→ Dataset items:

□ □ □ □

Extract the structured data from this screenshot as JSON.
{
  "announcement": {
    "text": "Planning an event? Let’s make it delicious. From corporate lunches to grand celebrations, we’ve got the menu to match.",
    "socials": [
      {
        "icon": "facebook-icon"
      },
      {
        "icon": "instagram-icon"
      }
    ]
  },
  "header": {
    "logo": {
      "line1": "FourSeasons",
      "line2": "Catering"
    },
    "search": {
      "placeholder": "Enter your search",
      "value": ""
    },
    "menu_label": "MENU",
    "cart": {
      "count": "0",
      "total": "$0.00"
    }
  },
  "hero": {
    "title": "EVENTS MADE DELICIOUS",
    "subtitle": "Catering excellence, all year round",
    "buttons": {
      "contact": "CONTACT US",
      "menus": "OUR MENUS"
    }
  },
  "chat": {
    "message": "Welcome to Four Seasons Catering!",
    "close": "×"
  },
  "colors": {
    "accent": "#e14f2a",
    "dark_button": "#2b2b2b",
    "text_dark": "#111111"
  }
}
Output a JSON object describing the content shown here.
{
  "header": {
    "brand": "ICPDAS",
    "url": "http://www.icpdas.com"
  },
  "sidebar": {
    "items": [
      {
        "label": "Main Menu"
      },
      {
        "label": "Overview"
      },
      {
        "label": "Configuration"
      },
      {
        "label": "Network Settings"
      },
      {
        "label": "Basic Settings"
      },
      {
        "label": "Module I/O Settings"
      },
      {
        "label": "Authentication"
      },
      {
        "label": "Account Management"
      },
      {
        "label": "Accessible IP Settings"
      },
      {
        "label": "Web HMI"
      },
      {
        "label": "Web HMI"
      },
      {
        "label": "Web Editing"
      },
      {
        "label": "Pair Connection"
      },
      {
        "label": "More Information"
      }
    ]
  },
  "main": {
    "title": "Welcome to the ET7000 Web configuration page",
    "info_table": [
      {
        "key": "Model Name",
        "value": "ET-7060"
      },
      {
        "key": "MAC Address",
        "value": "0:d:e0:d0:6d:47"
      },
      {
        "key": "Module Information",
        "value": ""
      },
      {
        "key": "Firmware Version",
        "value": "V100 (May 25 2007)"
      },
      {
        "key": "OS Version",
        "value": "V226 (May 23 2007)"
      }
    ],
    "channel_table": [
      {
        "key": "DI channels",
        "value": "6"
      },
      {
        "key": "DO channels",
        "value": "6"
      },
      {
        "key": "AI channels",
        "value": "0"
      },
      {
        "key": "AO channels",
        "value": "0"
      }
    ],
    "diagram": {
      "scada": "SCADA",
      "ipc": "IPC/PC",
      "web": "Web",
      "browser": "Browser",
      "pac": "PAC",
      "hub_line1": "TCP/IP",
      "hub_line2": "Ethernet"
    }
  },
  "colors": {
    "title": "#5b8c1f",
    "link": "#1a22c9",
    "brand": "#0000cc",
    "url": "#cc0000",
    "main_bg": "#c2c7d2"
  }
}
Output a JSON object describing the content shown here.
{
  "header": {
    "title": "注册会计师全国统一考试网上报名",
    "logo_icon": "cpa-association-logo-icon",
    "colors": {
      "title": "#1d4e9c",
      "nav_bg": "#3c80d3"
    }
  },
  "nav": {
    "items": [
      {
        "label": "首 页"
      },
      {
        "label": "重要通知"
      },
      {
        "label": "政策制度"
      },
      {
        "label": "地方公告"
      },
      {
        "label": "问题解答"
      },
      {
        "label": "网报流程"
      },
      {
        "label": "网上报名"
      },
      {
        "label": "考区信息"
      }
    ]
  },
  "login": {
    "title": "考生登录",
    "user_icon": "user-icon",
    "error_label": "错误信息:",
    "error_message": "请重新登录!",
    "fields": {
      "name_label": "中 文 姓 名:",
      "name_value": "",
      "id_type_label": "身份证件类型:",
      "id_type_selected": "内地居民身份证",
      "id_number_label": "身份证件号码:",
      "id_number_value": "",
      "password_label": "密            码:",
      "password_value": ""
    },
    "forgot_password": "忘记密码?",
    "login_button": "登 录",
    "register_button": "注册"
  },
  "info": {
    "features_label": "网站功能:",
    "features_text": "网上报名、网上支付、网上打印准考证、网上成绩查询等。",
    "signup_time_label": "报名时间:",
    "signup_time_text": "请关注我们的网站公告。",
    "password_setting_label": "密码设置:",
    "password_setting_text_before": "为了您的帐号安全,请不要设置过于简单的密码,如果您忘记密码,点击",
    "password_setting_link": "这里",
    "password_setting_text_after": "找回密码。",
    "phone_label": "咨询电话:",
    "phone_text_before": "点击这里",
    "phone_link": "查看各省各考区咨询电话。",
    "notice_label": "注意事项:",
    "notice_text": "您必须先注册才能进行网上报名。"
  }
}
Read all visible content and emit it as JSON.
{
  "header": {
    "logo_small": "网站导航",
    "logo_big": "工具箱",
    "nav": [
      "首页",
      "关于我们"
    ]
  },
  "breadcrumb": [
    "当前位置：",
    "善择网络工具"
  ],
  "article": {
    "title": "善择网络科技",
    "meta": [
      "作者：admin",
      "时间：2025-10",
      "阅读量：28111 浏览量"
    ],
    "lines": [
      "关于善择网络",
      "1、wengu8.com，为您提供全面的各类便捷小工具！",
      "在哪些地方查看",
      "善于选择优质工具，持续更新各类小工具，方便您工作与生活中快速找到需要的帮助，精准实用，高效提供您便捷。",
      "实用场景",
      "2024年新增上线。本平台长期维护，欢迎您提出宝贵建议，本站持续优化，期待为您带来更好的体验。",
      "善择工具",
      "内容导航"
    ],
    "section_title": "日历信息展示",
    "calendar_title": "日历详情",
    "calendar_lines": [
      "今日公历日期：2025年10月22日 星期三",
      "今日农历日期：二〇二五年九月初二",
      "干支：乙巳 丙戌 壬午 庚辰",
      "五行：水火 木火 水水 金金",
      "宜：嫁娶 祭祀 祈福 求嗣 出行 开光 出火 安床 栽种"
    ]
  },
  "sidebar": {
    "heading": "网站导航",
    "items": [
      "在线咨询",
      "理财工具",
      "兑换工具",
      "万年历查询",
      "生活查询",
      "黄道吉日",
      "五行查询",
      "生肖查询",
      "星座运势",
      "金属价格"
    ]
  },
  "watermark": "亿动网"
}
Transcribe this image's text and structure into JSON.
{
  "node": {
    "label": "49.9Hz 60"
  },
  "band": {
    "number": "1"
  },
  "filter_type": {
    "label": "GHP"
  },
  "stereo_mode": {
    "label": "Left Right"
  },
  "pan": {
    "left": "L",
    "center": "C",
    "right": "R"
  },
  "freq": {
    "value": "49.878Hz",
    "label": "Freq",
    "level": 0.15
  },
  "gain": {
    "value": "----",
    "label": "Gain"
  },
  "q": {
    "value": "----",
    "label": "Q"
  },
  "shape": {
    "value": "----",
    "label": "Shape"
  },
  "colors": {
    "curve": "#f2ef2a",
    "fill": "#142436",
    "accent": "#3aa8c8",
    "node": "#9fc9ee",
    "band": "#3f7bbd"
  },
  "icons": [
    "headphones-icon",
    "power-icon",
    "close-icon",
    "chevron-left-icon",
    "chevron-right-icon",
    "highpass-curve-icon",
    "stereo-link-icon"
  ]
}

□ □ □ □

→ TASK PROMPT: Copy out the full set of records precisely, leaving nothing out.

→ THE COMPLETED TASK:
Extract the structured data from this screenshot as JSON.
{
  "announcement": {
    "text": "Planning an event? Let’s make it delicious. From corporate lunches to grand celebrations, we’ve got the menu to match.",
    "socials": [
      {
        "icon": "facebook-icon"
      },
      {
        "icon": "instagram-icon"
      }
    ]
  },
  "header": {
    "logo": {
      "line1": "FourSeasons",
      "line2": "Catering"
    },
    "search": {
      "placeholder": "Enter your search",
      "value": ""
    },
    "menu_label": "MENU",
    "cart": {
      "count": "0",
      "total": "$0.00"
    }
  },
  "hero": {
    "title": "EVENTS MADE DELICIOUS",
    "subtitle": "Catering excellence, all year round",
    "buttons": {
      "contact": "CONTACT US",
      "menus": "OUR MENUS"
    }
  },
  "chat": {
    "message": "Welcome to Four Seasons Catering!",
    "close": "×"
  },
  "colors": {
    "accent": "#e14f2a",
    "dark_button": "#2b2b2b",
    "text_dark": "#111111"
  }
}
Output a JSON object describing the content shown here.
{
  "header": {
    "brand": "ICPDAS",
    "url": "http://www.icpdas.com"
  },
  "sidebar": {
    "items": [
      {
        "label": "Main Menu"
      },
      {
        "label": "Overview"
      },
      {
        "label": "Configuration"
      },
      {
        "label": "Network Settings"
      },
      {
        "label": "Basic Settings"
      },
      {
        "label": "Module I/O Settings"
      },
      {
        "label": "Authentication"
      },
      {
        "label": "Account Management"
      },
      {
        "label": "Accessible IP Settings"
      },
      {
        "label": "Web HMI"
      },
      {
        "label": "Web HMI"
      },
      {
        "label": "Web Editing"
      },
      {
        "label": "Pair Connection"
      },
      {
        "label": "More Information"
      }
    ]
  },
  "main": {
    "title": "Welcome to the ET7000 Web configuration page",
    "info_table": [
      {
        "key": "Model Name",
        "value": "ET-7060"
      },
      {
        "key": "MAC Address",
        "value": "0:d:e0:d0:6d:47"
      },
      {
        "key": "Module Information",
        "value": ""
      },
      {
        "key": "Firmware Version",
        "value": "V100 (May 25 2007)"
      },
      {
        "key": "OS Version",
        "value": "V226 (May 23 2007)"
      }
    ],
    "channel_table": [
      {
        "key": "DI channels",
        "value": "6"
      },
      {
        "key": "DO channels",
        "value": "6"
      },
      {
        "key": "AI channels",
        "value": "0"
      },
      {
        "key": "AO channels",
        "value": "0"
      }
    ],
    "diagram": {
      "scada": "SCADA",
      "ipc": "IPC/PC",
      "web": "Web",
      "browser": "Browser",
      "pac": "PAC",
      "hub_line1": "TCP/IP",
      "hub_line2": "Ethernet"
    }
  },
  "colors": {
    "title": "#5b8c1f",
    "link": "#1a22c9",
    "brand": "#0000cc",
    "url": "#cc0000",
    "main_bg": "#c2c7d2"
  }
}
Output a JSON object describing the content shown here.
{
  "header": {
    "title": "注册会计师全国统一考试网上报名",
    "logo_icon": "cpa-association-logo-icon",
    "colors": {
      "title": "#1d4e9c",
      "nav_bg": "#3c80d3"
    }
  },
  "nav": {
    "items": [
      {
        "label": "首 页"
      },
      {
        "label": "重要通知"
      },
      {
        "label": "政策制度"
      },
      {
        "label": "地方公告"
      },
      {
        "label": "问题解答"
      },
      {
        "label": "网报流程"
      },
      {
        "label": "网上报名"
      },
      {
        "label": "考区信息"
      }
    ]
  },
  "login": {
    "title": "考生登录",
    "user_icon": "user-icon",
    "error_label": "错误信息:",
    "error_message": "请重新登录!",
    "fields": {
      "name_label": "中 文 姓 名:",
      "name_value": "",
      "id_type_label": "身份证件类型:",
      "id_type_selected": "内地居民身份证",
      "id_number_label": "身份证件号码:",
      "id_number_value": "",
      "password_label": "密            码:",
      "password_value": ""
    },
    "forgot_password": "忘记密码?",
    "login_button": "登 录",
    "register_button": "注册"
  },
  "info": {
    "features_label": "网站功能:",
    "features_text": "网上报名、网上支付、网上打印准考证、网上成绩查询等。",
    "signup_time_label": "报名时间:",
    "signup_time_text": "请关注我们的网站公告。",
    "password_setting_label": "密码设置:",
    "password_setting_text_before": "为了您的帐号安全,请不要设置过于简单的密码,如果您忘记密码,点击",
    "password_setting_link": "这里",
    "password_setting_text_after": "找回密码。",
    "phone_label": "咨询电话:",
    "phone_text_before": "点击这里",
    "phone_link": "查看各省各考区咨询电话。",
    "notice_label": "注意事项:",
    "notice_text": "您必须先注册才能进行网上报名。"
  }
}
Read all visible content and emit it as JSON.
{
  "header": {
    "logo_small": "网站导航",
    "logo_big": "工具箱",
    "nav": [
      "首页",
      "关于我们"
    ]
  },
  "breadcrumb": [
    "当前位置：",
    "善择网络工具"
  ],
  "article": {
    "title": "善择网络科技",
    "meta": [
      "作者：admin",
      "时间：2025-10",
      "阅读量：28111 浏览量"
    ],
    "lines": [
      "关于善择网络",
      "1、wengu8.com，为您提供全面的各类便捷小工具！",
      "在哪些地方查看",
      "善于选择优质工具，持续更新各类小工具，方便您工作与生活中快速找到需要的帮助，精准实用，高效提供您便捷。",
      "实用场景",
      "2024年新增上线。本平台长期维护，欢迎您提出宝贵建议，本站持续优化，期待为您带来更好的体验。",
      "善择工具",
      "内容导航"
    ],
    "section_title": "日历信息展示",
    "calendar_title": "日历详情",
    "calendar_lines": [
      "今日公历日期：2025年10月22日 星期三",
      "今日农历日期：二〇二五年九月初二",
      "干支：乙巳 丙戌 壬午 庚辰",
      "五行：水火 木火 水水 金金",
      "宜：嫁娶 祭祀 祈福 求嗣 出行 开光 出火 安床 栽种"
    ]
  },
  "sidebar": {
    "heading": "网站导航",
    "items": [
      "在线咨询",
      "理财工具",
      "兑换工具",
      "万年历查询",
      "生活查询",
      "黄道吉日",
      "五行查询",
      "生肖查询",
      "星座运势",
      "金属价格"
    ]
  },
  "watermark": "亿动网"
}
Transcribe this image's text and structure into JSON.
{
  "node": {
    "label": "49.9Hz 60"
  },
  "band": {
    "number": "1"
  },
  "filter_type": {
    "label": "GHP"
  },
  "stereo_mode": {
    "label": "Left Right"
  },
  "pan": {
    "left": "L",
    "center": "C",
    "right": "R"
  },
  "freq": {
    "value": "49.878Hz",
    "label": "Freq",
    "level": 0.15
  },
  "gain": {
    "value": "----",
    "label": "Gain"
  },
  "q": {
    "value": "----",
    "label": "Q"
  },
  "shape": {
    "value": "----",
    "label": "Shape"
  },
  "colors": {
    "curve": "#f2ef2a",
    "fill": "#142436",
    "accent": "#3aa8c8",
    "node": "#9fc9ee",
    "band": "#3f7bbd"
  },
  "icons": [
    "headphones-icon",
    "power-icon",
    "close-icon",
    "chevron-left-icon",
    "chevron-right-icon",
    "highpass-curve-icon",
    "stereo-link-icon"
  ]
}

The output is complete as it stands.